EXTRAIT DU TEXTE ->
++++++

On connaît de mieux en mieux les failles logiques, mais les failles liées aux propriétés physiques des composants sont encore méconnues. De quoi en faire un terrain de jeu pour têtes chercheuses avisées, comme celle de Clémentine Maurice, Femme Cyber 2022, Catégorie Recherche, nommée par le Cefcys.

Clémentine Maurice a tout de la bonne élève studieuse et sérieuse. Air sage sur ses photos officielles, lunettes d’étudiante appliquée, la voix est posée et calme au téléphone quand on l’interviewe sur son domaine de recherche et son parcours.

D’où notre stupéfaction quand elle nous explique très sérieusement, sans se méfier de l’anglicisme, qu’elle fait « flipper des bits ». Si vous ne saviez pas ce que signifie « flipper un bit », c’est le moment d’ouvrir grand les oreilles : « il s’agit d’une attaque “par faute”, baptisée Rowhammer », explique posément la jeune femme. « Dans la mémoire d’un composant informatique, les 0 et les 1 [codage binaire de l’information contenue et/ou de l’ordre à exécuter, N.D.L.R.] de la mémoire sont déterminés par la charge électrique des condensateurs présents, et en faisant fuiter la charge, on va changer les 0 en 1 et vice versa, le fameux “flip de bit”. On change donc la valeur des données stockées en mémoire, ce qui modifie l’ordre à exécuter et les requêtes sur le système. Il existe d’autres attaques par faute, qui vont perturber un système, par exemple par son alimentation électrique ou une impulsion électromagnétique ». Bon.

++++++

ENTRÉES EXTRAITES ->

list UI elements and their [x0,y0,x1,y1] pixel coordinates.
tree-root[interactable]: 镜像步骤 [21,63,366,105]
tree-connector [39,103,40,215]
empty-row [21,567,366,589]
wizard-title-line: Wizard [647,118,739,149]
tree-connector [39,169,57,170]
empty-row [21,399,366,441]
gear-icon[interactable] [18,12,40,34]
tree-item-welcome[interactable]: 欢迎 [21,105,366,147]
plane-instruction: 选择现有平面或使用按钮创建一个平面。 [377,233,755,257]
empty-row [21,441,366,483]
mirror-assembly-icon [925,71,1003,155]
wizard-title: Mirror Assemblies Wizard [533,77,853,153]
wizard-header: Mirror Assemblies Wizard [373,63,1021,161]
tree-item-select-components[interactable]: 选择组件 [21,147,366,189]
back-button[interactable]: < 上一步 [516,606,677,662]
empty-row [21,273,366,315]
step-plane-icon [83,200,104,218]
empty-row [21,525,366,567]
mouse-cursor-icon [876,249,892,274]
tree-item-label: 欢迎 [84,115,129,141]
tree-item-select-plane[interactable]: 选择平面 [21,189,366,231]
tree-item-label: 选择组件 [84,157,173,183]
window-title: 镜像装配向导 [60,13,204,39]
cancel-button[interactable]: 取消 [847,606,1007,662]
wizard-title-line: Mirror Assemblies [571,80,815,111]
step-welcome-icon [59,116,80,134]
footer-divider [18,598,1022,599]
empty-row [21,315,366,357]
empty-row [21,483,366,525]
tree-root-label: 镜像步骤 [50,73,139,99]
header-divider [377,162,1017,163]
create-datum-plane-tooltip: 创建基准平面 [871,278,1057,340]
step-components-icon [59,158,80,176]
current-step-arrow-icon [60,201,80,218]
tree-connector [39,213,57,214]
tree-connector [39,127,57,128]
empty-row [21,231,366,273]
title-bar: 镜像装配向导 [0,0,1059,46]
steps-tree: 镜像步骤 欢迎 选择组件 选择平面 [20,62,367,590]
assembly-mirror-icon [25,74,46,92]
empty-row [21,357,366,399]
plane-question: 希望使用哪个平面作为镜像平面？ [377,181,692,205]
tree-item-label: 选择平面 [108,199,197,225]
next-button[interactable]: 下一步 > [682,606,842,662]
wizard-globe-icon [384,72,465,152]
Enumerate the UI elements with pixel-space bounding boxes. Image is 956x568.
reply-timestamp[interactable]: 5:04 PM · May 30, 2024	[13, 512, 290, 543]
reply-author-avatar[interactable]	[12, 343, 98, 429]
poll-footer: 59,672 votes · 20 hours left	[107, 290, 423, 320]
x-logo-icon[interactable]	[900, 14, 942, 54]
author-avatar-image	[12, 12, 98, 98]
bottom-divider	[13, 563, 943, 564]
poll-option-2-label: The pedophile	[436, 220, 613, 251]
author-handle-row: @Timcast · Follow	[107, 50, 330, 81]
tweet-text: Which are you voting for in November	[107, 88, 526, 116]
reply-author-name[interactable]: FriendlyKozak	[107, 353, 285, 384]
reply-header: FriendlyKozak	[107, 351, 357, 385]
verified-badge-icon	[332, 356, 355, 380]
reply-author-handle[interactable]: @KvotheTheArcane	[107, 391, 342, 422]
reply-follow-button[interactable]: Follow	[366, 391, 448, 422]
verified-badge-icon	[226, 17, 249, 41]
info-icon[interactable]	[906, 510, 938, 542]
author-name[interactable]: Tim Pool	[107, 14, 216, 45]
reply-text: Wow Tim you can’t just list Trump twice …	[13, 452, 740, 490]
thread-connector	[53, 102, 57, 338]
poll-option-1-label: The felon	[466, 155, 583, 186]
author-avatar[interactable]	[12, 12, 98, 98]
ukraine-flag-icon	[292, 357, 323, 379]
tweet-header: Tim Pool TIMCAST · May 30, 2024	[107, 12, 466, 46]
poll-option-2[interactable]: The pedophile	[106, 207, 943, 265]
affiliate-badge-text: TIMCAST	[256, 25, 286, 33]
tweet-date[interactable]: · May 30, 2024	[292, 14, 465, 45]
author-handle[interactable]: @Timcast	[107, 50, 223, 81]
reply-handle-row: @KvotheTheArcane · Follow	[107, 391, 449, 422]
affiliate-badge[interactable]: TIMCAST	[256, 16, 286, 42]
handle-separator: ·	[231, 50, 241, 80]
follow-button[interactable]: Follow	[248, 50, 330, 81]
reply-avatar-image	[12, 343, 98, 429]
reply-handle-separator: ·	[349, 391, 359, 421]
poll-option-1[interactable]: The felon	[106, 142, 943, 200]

++++++

EXERCICES ->
A. Recopiez le passage du texte sur Clémentine Maurice qui commence par « On connaît de » et se termine par « par le Cefcys. ».
B. Prolongez le texte sur Clémentine Maurice et l'attaque Rowhammer au-delà de sa dernière phrase.
Ces exercices se font sans les entrées.

RÉPONSES PAR EXERCICE ->
A.
On connaît de mieux en mieux les failles logiques, mais les failles liées aux propriétés physiques des composants sont encore méconnues. De quoi en faire un terrain de jeu pour têtes chercheuses avisées, comme celle de Clémentine Maurice, Femme Cyber 2022, Catégorie Recherche, nommée par le Cefcys.

B.
« Les attaques par faute sont “actives” – on cherche à perturber le système et à intervenir sur l’exécution des logiciels –, à la différence des attaques par canaux auxiliaires, dites “passives”. Dans les attaques “par faute”, on va essayer d’obtenir des privilèges sur le système. Par exemple, le programme qui donne les privilèges administrateur vérifie si le mot de passe est correct. Si l’attaquant réussit à faire en sorte que le programme dise tout le temps que le mot de passe est correct, qu’il le soit ou non, alors c’est gagné », explique-t-elle au néophyte. Ouf.

Des attaques hyper ciblées difficiles à détecter

Ouf ? Que nenni !

« On peut ainsi faire crasher un système informatique, en changeant la valeur des données et les instructions qu’elles génèrent. Ces attaques ne laissent pas beaucoup de traces, puisqu’elles se situent au niveau physique et non logique des composants », reprend la jeune femme. Un domaine plutôt pointu puisqu’il s’agit des attaques et donc des failles liées aux propriétés physiques des composants informatiques. Si ces attaques ne laissent pas de traces, elles sont très intéressantes pour des pirates.

De telles failles ne sont pas récentes, mais moins médiatisées que les failles logiques qui donnent lieu aux « exploits ». « Ces failles contribuent pourtant à des attaques en disponibilité des systèmes informatiques très préjudiciables pour l’ensemble du système. Elles sont donc particulièrement dangereuses, car difficilement détectables, et potentiellement très meurtrières pour la fiabilité et la cohérence des systèmes informatiques dans leur ensemble », établit Clémentine Maurice.

« Ce sont des attaques compliquées à mener à grande échelle, et elles sont donc a priori hyper ciblées », explique -t-elle. « Dans les grandes attaques de cette nature, on peut mentionner Meltdown, Rowhammer, et Spectre ». Heureusement, elles éveillent aussi l’intérêt d’un esprit curieux comme celui de Clémentine Maurice.

Comprendre « comment ça marche »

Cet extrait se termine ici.